--- Description of the task ---
All entries should be output exactly as they stand.

--- Working data ---
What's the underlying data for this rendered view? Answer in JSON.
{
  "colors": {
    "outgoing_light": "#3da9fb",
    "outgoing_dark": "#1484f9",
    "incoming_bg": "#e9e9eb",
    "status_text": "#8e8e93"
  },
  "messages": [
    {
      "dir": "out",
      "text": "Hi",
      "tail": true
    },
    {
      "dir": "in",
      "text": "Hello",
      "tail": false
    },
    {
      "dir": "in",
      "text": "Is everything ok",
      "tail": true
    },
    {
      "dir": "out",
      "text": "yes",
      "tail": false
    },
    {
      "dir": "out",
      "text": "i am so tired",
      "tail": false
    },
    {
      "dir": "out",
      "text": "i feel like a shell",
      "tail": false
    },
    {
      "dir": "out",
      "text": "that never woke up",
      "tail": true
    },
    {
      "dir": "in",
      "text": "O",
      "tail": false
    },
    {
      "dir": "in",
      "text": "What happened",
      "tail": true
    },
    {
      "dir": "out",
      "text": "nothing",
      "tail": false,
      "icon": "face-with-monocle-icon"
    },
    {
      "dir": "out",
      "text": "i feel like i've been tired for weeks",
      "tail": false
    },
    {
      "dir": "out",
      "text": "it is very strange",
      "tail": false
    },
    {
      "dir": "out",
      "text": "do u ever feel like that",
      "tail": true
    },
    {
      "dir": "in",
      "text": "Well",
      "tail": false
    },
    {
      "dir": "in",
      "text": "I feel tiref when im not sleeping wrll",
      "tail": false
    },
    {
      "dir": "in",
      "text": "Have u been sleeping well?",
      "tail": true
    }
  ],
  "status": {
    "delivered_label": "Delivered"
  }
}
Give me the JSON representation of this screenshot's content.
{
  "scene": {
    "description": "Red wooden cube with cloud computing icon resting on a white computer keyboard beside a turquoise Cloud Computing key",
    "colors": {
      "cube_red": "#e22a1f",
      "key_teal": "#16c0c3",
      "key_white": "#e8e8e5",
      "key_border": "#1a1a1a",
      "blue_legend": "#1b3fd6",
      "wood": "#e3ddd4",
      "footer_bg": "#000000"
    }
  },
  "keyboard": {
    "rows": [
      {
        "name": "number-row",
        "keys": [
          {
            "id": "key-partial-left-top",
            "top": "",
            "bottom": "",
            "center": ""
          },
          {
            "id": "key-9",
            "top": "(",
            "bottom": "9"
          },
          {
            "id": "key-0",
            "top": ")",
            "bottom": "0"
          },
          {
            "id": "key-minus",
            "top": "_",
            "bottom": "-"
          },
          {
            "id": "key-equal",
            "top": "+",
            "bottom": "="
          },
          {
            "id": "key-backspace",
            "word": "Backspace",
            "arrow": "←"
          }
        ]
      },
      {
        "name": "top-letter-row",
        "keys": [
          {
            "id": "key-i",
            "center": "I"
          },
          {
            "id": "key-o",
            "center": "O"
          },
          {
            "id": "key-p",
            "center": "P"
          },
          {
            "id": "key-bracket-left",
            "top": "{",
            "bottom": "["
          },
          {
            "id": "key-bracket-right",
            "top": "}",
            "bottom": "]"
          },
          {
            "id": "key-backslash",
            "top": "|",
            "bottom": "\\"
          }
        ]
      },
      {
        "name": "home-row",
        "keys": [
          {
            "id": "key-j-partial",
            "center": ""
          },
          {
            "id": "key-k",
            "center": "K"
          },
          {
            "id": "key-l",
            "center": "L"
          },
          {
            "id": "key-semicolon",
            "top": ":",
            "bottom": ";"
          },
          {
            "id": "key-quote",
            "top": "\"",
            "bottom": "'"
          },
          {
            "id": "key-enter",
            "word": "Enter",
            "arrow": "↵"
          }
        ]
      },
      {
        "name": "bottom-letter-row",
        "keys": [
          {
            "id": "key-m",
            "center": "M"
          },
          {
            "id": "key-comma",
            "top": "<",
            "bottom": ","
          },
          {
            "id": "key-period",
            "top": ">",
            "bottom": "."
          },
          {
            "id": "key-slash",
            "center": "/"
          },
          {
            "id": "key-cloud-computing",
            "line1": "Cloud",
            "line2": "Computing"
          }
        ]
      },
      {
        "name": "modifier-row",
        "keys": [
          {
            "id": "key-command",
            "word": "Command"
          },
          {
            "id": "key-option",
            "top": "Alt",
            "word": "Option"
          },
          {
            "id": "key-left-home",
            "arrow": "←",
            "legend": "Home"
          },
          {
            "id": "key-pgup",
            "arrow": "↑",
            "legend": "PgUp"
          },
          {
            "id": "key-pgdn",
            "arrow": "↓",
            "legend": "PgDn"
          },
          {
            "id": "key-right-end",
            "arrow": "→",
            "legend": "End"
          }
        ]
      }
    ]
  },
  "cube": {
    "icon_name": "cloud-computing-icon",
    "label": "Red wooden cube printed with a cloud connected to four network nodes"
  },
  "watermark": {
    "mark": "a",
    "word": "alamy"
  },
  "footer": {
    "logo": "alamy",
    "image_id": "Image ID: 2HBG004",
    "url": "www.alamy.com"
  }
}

--- Solution for this task ---
What's the underlying data for this rendered view? Answer in JSON.
{
  "colors": {
    "outgoing_light": "#3da9fb",
    "outgoing_dark": "#1484f9",
    "incoming_bg": "#e9e9eb",
    "status_text": "#8e8e93"
  },
  "messages": [
    {
      "dir": "out",
      "text": "Hi",
      "tail": true
    },
    {
      "dir": "in",
      "text": "Hello",
      "tail": false
    },
    {
      "dir": "in",
      "text": "Is everything ok",
      "tail": true
    },
    {
      "dir": "out",
      "text": "yes",
      "tail": false
    },
    {
      "dir": "out",
      "text": "i am so tired",
      "tail": false
    },
    {
      "dir": "out",
      "text": "i feel like a shell",
      "tail": false
    },
    {
      "dir": "out",
      "text": "that never woke up",
      "tail": true
    },
    {
      "dir": "in",
      "text": "O",
      "tail": false
    },
    {
      "dir": "in",
      "text": "What happened",
      "tail": true
    },
    {
      "dir": "out",
      "text": "nothing",
      "tail": false,
      "icon": "face-with-monocle-icon"
    },
    {
      "dir": "out",
      "text": "i feel like i've been tired for weeks",
      "tail": false
    },
    {
      "dir": "out",
      "text": "it is very strange",
      "tail": false
    },
    {
      "dir": "out",
      "text": "do u ever feel like that",
      "tail": true
    },
    {
      "dir": "in",
      "text": "Well",
      "tail": false
    },
    {
      "dir": "in",
      "text": "I feel tiref when im not sleeping wrll",
      "tail": false
    },
    {
      "dir": "in",
      "text": "Have u been sleeping well?",
      "tail": true
    }
  ],
  "status": {
    "delivered_label": "Delivered"
  }
}
Give me the JSON representation of this screenshot's content.
{
  "scene": {
    "description": "Red wooden cube with cloud computing icon resting on a white computer keyboard beside a turquoise Cloud Computing key",
    "colors": {
      "cube_red": "#e22a1f",
      "key_teal": "#16c0c3",
      "key_white": "#e8e8e5",
      "key_border": "#1a1a1a",
      "blue_legend": "#1b3fd6",
      "wood": "#e3ddd4",
      "footer_bg": "#000000"
    }
  },
  "keyboard": {
    "rows": [
      {
        "name": "number-row",
        "keys": [
          {
            "id": "key-partial-left-top",
            "top": "",
            "bottom": "",
            "center": ""
          },
          {
            "id": "key-9",
            "top": "(",
            "bottom": "9"
          },
          {
            "id": "key-0",
            "top": ")",
            "bottom": "0"
          },
          {
            "id": "key-minus",
            "top": "_",
            "bottom": "-"
          },
          {
            "id": "key-equal",
            "top": "+",
            "bottom": "="
          },
          {
            "id": "key-backspace",
            "word": "Backspace",
            "arrow": "←"
          }
        ]
      },
      {
        "name": "top-letter-row",
        "keys": [
          {
            "id": "key-i",
            "center": "I"
          },
          {
            "id": "key-o",
            "center": "O"
          },
          {
            "id": "key-p",
            "center": "P"
          },
          {
            "id": "key-bracket-left",
            "top": "{",
            "bottom": "["
          },
          {
            "id": "key-bracket-right",
            "top": "}",
            "bottom": "]"
          },
          {
            "id": "key-backslash",
            "top": "|",
            "bottom": "\\"
          }
        ]
      },
      {
        "name": "home-row",
        "keys": [
          {
            "id": "key-j-partial",
            "center": ""
          },
          {
            "id": "key-k",
            "center": "K"
          },
          {
            "id": "key-l",
            "center": "L"
          },
          {
            "id": "key-semicolon",
            "top": ":",
            "bottom": ";"
          },
          {
            "id": "key-quote",
            "top": "\"",
            "bottom": "'"
          },
          {
            "id": "key-enter",
            "word": "Enter",
            "arrow": "↵"
          }
        ]
      },
      {
        "name": "bottom-letter-row",
        "keys": [
          {
            "id": "key-m",
            "center": "M"
          },
          {
            "id": "key-comma",
            "top": "<",
            "bottom": ","
          },
          {
            "id": "key-period",
            "top": ">",
            "bottom": "."
          },
          {
            "id": "key-slash",
            "center": "/"
          },
          {
            "id": "key-cloud-computing",
            "line1": "Cloud",
            "line2": "Computing"
          }
        ]
      },
      {
        "name": "modifier-row",
        "keys": [
          {
            "id": "key-command",
            "word": "Command"
          },
          {
            "id": "key-option",
            "top": "Alt",
            "word": "Option"
          },
          {
            "id": "key-left-home",
            "arrow": "←",
            "legend": "Home"
          },
          {
            "id": "key-pgup",
            "arrow": "↑",
            "legend": "PgUp"
          },
          {
            "id": "key-pgdn",
            "arrow": "↓",
            "legend": "PgDn"
          },
          {
            "id": "key-right-end",
            "arrow": "→",
            "legend": "End"
          }
        ]
      }
    ]
  },
  "cube": {
    "icon_name": "cloud-computing-icon",
    "label": "Red wooden cube printed with a cloud connected to four network nodes"
  },
  "watermark": {
    "mark": "a",
    "word": "alamy"
  },
  "footer": {
    "logo": "alamy",
    "image_id": "Image ID: 2HBG004",
    "url": "www.alamy.com"
  }
}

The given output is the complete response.